[Extracted records]
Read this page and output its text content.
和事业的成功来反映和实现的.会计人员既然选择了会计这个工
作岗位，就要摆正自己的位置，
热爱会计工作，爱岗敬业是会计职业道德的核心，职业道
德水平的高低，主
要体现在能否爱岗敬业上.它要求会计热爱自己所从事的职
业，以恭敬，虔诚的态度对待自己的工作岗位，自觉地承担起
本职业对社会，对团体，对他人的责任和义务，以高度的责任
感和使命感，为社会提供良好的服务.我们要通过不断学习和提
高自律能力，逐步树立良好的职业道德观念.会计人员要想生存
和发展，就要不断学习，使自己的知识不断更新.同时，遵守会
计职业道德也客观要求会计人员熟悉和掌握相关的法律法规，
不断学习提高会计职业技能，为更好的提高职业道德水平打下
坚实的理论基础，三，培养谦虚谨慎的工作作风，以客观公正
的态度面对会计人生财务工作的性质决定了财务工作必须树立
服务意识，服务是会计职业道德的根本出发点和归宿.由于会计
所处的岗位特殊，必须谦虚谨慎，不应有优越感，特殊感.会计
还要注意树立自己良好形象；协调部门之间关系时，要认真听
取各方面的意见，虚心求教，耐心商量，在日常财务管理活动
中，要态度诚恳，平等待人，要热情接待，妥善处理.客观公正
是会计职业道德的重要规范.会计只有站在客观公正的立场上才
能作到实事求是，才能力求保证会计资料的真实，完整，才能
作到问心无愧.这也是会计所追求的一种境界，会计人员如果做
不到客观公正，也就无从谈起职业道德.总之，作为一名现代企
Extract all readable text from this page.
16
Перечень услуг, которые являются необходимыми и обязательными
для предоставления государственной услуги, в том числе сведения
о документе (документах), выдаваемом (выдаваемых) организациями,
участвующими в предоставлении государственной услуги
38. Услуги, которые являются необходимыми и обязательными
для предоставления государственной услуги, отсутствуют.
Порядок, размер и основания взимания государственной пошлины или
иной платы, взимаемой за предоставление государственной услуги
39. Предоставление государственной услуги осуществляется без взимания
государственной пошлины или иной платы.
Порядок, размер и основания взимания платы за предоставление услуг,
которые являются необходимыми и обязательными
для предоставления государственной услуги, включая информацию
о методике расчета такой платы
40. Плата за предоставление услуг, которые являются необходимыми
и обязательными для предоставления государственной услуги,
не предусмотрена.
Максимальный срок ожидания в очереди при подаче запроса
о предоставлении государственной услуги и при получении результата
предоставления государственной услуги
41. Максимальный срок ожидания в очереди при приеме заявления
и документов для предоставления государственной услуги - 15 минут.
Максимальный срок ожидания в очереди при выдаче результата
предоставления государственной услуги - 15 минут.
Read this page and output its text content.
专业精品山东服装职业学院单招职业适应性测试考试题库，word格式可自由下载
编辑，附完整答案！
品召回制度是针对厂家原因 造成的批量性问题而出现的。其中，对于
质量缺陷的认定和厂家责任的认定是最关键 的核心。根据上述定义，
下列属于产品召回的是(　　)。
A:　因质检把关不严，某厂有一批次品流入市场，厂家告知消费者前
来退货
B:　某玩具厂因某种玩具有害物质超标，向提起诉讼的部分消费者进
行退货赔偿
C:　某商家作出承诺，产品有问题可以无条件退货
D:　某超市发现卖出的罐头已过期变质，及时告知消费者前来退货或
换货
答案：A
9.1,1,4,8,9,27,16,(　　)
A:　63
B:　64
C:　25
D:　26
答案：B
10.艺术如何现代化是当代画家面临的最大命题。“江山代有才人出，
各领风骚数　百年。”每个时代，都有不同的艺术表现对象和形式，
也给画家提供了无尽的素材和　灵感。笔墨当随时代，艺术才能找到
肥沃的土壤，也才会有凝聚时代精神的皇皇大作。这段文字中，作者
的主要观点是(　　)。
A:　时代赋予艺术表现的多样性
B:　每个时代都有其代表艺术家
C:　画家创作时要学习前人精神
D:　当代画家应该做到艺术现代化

What the task requires:
Using the entries above, return each line that includes the word "Максимальный".

Response:
Максимальный срок ожидания в очереди при подаче запроса
41. Максимальный срок ожидания в очереди при приеме заявления
Максимальный срок ожидания в очереди при выдаче результата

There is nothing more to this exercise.